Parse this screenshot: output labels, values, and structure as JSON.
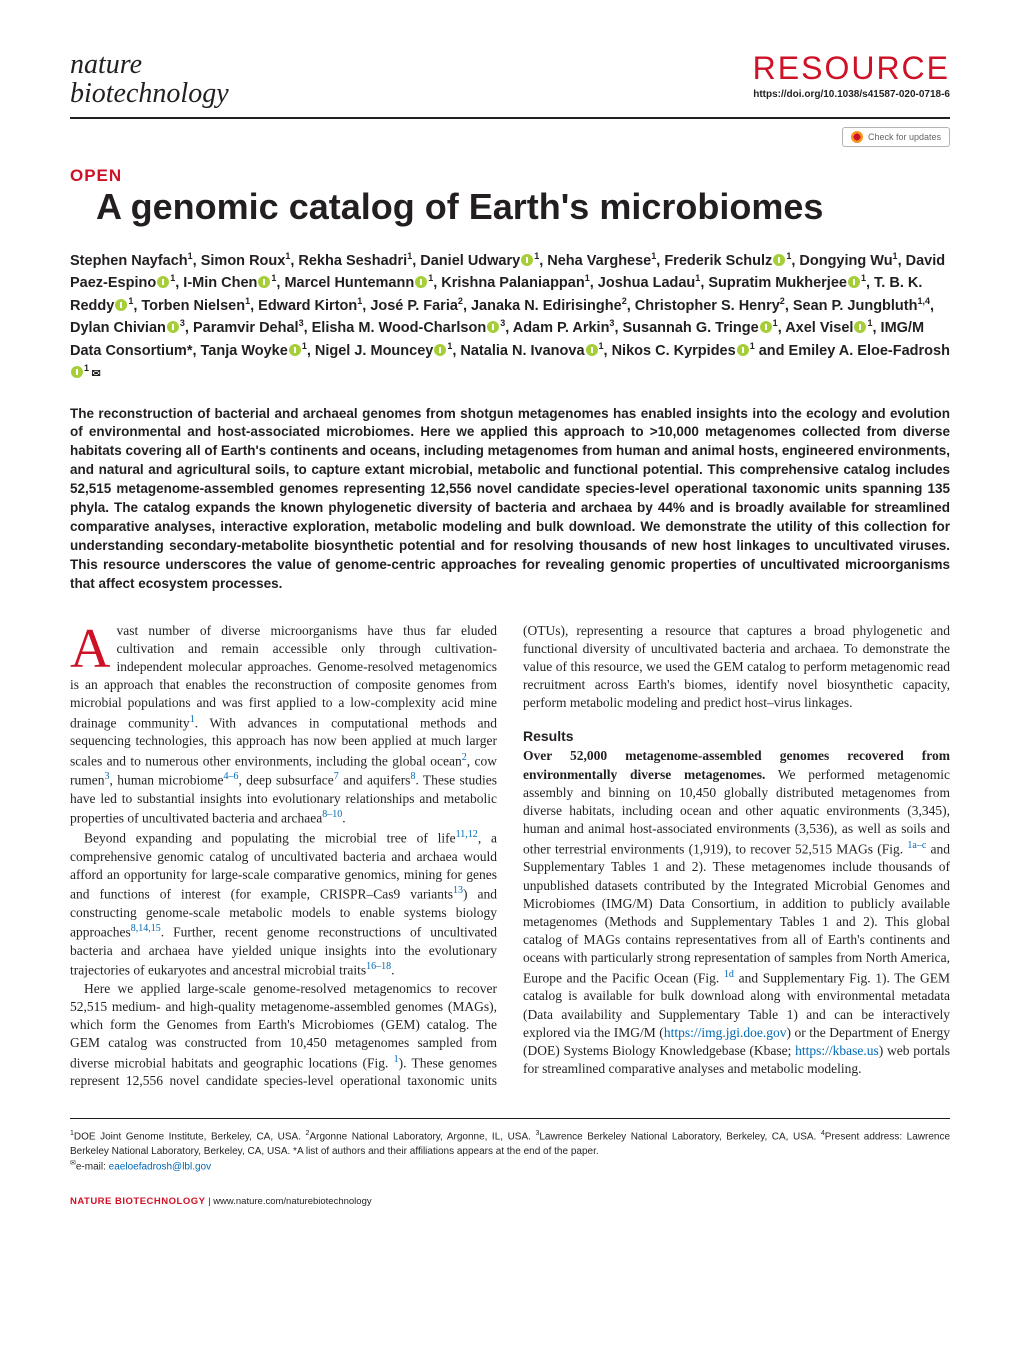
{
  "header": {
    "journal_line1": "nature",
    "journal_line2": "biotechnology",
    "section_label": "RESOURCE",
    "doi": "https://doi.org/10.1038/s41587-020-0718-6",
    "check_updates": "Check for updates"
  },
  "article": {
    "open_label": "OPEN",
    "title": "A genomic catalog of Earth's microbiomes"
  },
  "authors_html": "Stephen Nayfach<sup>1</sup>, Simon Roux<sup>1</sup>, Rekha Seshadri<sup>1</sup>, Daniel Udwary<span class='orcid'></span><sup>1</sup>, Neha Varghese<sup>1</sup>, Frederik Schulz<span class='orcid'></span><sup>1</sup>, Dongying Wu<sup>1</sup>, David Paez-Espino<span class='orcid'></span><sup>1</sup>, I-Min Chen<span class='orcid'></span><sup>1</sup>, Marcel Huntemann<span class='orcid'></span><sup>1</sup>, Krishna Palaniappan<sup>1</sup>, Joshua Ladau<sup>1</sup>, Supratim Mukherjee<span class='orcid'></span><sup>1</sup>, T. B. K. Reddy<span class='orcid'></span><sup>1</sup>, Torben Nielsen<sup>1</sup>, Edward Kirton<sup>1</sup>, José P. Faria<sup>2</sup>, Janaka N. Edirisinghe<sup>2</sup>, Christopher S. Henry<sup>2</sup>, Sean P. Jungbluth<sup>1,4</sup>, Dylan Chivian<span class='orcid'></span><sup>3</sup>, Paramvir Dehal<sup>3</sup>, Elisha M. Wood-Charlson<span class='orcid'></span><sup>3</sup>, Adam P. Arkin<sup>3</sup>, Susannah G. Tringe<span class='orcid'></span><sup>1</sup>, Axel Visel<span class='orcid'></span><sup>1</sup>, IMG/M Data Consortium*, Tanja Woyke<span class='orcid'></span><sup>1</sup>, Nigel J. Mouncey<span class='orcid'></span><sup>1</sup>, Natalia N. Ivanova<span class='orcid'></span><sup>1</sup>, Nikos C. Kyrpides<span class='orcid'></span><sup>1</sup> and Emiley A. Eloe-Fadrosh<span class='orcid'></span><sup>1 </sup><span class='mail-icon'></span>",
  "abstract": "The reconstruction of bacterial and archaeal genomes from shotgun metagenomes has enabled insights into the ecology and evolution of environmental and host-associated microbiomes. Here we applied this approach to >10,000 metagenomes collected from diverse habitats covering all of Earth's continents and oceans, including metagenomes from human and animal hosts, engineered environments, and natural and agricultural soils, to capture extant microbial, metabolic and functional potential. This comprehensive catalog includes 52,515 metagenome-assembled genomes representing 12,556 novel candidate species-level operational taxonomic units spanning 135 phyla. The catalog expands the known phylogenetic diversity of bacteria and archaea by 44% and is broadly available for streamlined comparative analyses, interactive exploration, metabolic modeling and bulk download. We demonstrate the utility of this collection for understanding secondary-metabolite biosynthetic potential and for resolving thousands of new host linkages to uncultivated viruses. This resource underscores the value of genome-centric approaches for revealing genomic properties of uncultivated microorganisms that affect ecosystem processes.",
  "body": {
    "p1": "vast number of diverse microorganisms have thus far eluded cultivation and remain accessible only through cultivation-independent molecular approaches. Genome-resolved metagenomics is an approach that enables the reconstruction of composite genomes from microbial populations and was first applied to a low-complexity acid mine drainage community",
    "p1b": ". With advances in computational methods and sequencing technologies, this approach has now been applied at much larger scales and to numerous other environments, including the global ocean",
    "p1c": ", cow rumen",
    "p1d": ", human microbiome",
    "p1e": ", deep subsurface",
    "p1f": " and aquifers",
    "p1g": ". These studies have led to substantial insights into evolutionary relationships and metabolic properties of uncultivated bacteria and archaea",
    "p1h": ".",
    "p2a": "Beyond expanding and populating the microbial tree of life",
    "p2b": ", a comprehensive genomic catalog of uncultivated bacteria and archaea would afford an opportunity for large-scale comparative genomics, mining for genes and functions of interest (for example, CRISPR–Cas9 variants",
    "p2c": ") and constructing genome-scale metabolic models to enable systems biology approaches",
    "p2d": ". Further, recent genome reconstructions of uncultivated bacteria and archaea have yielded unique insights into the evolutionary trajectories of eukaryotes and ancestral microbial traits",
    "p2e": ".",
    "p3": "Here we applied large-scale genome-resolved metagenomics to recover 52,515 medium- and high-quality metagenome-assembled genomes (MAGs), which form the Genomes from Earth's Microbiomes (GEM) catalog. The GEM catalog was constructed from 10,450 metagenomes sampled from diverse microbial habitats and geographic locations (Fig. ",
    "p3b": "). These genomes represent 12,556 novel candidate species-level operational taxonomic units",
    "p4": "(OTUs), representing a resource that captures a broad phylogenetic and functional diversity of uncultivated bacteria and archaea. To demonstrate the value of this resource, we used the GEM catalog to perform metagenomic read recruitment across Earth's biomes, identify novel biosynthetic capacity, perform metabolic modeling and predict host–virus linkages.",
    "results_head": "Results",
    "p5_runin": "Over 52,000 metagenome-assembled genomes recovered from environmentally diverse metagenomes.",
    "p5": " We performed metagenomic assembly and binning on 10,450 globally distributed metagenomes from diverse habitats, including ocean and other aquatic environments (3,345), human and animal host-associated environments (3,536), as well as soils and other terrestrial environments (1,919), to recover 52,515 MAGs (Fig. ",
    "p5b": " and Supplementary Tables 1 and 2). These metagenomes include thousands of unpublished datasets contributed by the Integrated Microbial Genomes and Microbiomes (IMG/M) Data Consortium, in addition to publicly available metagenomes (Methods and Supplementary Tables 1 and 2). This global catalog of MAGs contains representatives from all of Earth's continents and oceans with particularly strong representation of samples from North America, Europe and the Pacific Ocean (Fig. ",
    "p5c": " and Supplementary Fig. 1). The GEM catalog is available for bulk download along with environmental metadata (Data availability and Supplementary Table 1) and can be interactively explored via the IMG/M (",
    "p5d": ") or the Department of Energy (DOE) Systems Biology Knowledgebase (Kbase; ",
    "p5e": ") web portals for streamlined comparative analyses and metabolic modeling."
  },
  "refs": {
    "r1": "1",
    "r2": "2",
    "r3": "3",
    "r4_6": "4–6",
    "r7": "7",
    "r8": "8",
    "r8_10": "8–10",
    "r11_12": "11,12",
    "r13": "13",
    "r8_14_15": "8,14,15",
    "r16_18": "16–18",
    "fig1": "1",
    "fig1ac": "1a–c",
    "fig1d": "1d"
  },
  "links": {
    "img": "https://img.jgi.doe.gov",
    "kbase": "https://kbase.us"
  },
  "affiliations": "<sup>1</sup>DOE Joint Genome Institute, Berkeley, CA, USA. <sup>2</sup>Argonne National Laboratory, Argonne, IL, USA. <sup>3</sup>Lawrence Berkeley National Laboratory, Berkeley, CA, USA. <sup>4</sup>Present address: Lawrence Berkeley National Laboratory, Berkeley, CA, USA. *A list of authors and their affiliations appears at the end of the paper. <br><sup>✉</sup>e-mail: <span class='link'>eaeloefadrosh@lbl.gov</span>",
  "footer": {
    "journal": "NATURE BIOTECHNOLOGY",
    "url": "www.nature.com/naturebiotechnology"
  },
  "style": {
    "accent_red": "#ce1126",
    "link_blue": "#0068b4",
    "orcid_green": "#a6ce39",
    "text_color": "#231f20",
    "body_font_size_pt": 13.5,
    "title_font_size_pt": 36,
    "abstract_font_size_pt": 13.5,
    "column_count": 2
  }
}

============================================================

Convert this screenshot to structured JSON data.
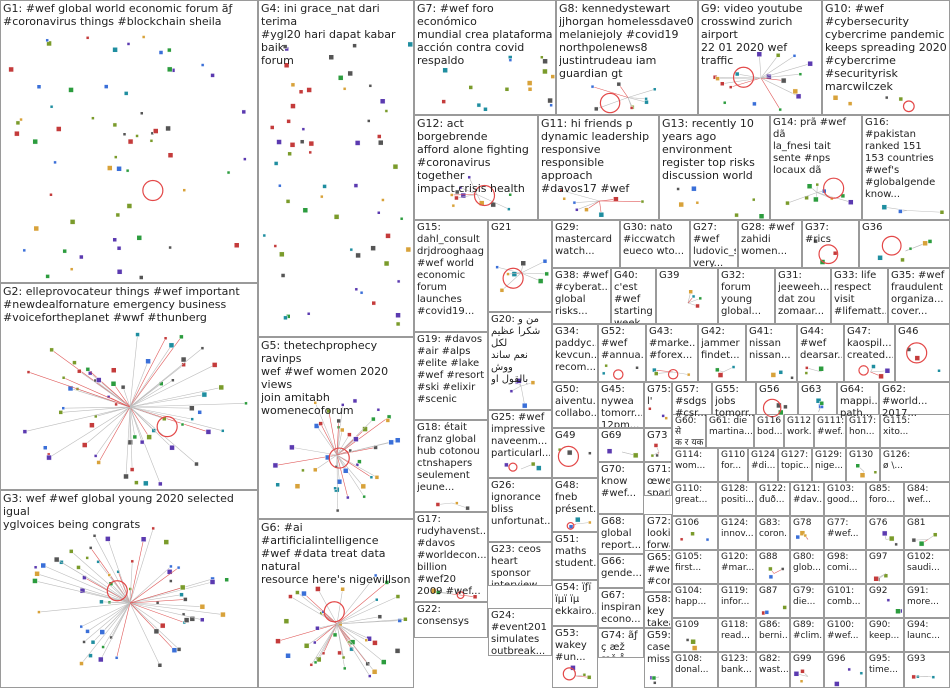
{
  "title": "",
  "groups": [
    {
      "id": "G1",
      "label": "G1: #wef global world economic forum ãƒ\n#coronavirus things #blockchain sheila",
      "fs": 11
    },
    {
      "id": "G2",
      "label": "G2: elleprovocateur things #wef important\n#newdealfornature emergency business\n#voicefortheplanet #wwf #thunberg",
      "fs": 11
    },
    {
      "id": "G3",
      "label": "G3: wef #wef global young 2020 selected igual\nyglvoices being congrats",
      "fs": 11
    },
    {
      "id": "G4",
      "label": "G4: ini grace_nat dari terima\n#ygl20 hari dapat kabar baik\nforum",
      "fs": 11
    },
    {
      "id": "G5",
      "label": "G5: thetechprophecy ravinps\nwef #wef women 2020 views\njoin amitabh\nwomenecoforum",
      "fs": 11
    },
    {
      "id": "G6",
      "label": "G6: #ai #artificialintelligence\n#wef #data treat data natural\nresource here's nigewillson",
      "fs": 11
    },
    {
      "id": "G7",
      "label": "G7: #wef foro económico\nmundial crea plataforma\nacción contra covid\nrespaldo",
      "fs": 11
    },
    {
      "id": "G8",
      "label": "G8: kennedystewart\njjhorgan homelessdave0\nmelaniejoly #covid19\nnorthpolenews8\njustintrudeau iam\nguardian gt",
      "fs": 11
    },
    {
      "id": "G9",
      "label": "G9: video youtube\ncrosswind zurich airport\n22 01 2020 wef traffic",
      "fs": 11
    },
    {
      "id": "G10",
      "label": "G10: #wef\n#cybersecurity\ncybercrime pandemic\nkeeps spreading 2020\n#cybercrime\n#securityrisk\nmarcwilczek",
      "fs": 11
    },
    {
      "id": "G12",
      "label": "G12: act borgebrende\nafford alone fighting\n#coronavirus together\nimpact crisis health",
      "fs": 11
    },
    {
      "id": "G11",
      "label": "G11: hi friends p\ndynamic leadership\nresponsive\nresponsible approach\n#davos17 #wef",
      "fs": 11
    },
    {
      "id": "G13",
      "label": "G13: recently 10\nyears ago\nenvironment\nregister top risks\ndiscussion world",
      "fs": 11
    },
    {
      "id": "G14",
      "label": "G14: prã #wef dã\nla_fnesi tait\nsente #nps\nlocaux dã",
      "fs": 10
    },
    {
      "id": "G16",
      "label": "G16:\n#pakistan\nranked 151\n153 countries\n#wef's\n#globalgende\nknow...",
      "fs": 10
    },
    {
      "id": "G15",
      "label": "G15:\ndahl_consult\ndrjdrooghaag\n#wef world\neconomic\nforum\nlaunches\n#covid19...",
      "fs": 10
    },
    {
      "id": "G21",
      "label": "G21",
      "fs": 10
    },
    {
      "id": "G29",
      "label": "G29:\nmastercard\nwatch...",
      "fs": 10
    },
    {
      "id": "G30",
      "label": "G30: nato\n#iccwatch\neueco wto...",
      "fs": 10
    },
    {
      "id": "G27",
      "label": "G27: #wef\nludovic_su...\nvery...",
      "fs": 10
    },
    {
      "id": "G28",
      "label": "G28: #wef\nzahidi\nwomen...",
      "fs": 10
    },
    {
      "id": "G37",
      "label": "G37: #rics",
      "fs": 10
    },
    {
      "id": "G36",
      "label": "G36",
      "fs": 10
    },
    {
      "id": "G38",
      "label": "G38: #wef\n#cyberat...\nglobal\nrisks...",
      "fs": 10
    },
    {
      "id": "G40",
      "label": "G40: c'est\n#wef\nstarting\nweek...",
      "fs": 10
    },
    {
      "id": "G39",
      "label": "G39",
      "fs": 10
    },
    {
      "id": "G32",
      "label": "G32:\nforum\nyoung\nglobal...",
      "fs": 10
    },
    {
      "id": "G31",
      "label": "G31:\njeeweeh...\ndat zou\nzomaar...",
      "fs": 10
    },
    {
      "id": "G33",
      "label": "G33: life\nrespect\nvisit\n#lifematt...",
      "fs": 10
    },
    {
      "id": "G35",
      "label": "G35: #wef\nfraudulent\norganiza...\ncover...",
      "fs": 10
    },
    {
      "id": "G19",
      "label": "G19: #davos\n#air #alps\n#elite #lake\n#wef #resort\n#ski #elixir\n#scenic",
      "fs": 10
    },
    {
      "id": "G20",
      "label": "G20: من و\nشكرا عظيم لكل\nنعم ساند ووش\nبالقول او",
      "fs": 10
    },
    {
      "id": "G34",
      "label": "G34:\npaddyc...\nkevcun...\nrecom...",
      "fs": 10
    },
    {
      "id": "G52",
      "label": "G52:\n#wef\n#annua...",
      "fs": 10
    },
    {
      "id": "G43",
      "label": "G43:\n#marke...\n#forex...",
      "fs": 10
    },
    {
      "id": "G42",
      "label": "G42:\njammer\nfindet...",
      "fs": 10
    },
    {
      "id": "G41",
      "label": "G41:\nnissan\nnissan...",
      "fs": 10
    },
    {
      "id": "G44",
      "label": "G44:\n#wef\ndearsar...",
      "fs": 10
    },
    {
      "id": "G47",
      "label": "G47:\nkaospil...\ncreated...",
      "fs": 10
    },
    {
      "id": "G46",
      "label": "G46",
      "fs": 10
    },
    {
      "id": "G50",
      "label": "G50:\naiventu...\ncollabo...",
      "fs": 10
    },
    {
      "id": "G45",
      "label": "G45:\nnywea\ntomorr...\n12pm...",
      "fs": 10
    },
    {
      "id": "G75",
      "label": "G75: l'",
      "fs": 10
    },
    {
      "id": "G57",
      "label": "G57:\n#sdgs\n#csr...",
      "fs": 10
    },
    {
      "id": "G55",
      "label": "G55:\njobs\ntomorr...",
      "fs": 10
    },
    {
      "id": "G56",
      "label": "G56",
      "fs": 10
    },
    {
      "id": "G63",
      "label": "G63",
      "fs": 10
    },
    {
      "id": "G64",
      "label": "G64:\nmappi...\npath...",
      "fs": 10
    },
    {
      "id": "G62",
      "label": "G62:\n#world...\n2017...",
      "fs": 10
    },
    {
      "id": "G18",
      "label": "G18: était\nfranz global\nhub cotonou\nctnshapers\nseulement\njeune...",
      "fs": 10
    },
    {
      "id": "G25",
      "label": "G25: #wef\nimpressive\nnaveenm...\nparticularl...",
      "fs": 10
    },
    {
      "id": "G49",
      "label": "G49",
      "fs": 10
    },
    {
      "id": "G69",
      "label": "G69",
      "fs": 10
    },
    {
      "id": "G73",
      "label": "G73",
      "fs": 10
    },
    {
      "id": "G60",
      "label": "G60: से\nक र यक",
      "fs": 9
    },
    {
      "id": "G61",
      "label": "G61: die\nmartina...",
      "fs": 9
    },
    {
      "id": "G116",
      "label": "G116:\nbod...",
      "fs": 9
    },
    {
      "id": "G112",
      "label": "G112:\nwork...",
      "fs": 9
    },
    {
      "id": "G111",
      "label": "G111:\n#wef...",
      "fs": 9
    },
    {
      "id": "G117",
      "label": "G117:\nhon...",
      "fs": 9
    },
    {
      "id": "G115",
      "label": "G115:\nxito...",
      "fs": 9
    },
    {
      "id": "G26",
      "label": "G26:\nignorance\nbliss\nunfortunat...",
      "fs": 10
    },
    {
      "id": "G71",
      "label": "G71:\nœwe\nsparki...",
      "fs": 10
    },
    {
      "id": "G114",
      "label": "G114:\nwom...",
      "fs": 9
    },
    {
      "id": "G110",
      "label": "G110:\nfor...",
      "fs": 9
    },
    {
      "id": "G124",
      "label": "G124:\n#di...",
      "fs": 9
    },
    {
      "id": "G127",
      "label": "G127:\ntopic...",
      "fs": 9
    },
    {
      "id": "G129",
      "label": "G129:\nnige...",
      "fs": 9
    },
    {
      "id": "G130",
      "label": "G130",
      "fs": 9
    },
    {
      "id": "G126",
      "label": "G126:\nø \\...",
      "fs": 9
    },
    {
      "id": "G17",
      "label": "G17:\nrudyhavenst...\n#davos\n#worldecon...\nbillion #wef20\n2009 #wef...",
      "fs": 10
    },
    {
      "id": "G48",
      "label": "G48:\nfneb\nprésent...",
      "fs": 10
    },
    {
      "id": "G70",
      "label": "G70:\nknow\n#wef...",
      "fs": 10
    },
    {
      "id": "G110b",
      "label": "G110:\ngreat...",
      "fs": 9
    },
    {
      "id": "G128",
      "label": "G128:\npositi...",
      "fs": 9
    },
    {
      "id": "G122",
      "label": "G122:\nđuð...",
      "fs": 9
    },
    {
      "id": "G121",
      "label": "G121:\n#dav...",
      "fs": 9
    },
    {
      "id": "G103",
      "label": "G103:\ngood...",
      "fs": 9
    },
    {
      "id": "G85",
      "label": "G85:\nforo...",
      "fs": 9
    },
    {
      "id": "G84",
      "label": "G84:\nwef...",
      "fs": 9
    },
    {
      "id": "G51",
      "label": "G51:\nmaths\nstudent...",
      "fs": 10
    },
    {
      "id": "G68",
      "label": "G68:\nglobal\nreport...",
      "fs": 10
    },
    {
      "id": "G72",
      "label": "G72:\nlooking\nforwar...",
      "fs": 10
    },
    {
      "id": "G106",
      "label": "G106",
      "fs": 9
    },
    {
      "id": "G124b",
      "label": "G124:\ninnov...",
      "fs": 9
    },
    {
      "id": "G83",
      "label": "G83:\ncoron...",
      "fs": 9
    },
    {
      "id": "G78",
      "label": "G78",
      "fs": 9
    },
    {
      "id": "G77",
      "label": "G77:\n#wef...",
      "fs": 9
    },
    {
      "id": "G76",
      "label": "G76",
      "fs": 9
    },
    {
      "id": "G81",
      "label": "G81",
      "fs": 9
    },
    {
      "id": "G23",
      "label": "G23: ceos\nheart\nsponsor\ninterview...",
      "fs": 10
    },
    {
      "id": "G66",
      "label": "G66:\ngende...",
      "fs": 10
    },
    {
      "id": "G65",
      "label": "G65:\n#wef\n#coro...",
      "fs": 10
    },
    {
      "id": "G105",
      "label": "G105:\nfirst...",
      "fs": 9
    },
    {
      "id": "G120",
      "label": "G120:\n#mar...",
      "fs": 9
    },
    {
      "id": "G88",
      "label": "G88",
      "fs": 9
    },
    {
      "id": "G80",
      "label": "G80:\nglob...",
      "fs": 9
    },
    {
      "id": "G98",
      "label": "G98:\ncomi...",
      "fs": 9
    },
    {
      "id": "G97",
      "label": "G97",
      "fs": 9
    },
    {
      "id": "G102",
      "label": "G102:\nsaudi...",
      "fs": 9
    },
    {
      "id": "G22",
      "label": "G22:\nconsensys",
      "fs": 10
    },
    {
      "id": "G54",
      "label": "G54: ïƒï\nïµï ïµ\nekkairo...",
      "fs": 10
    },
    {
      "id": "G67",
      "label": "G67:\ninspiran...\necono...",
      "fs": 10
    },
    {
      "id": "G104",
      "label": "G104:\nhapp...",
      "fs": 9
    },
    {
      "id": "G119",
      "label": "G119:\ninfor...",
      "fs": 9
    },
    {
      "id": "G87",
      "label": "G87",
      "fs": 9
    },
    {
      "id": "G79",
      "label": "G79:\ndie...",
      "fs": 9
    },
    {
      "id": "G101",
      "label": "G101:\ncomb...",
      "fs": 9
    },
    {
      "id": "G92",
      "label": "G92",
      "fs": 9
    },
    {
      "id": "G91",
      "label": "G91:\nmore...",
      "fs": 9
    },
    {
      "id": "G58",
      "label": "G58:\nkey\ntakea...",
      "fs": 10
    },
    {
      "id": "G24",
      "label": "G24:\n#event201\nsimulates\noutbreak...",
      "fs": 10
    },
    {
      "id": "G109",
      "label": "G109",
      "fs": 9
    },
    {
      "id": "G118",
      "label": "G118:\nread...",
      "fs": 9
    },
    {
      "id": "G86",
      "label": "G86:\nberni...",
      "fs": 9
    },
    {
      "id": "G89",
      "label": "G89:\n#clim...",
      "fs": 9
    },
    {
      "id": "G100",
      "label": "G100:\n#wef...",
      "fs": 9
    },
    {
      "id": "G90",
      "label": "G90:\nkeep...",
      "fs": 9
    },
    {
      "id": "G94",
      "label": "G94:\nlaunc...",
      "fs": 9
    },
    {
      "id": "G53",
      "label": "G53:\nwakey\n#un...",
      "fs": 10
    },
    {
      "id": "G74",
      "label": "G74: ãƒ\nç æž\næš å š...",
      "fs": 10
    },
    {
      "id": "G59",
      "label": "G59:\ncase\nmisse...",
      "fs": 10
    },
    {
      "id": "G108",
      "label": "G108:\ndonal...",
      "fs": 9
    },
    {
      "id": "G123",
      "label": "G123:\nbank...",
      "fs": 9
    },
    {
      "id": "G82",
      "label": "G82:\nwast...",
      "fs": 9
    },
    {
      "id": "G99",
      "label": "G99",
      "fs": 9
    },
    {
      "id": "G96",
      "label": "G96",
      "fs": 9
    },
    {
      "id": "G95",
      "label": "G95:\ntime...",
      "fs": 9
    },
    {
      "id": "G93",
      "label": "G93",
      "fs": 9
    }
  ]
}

============================================================

▶ **Work required**: Your answer should be all lines from the data that contain "nglobal".

▶ **Task output**:
      "label": "G38: #wef\n#cyberat...\nglobal\nrisks...",
      "label": "G32:\nforum\nyoung\nglobal...",
      "label": "G68:\nglobal\nreport...",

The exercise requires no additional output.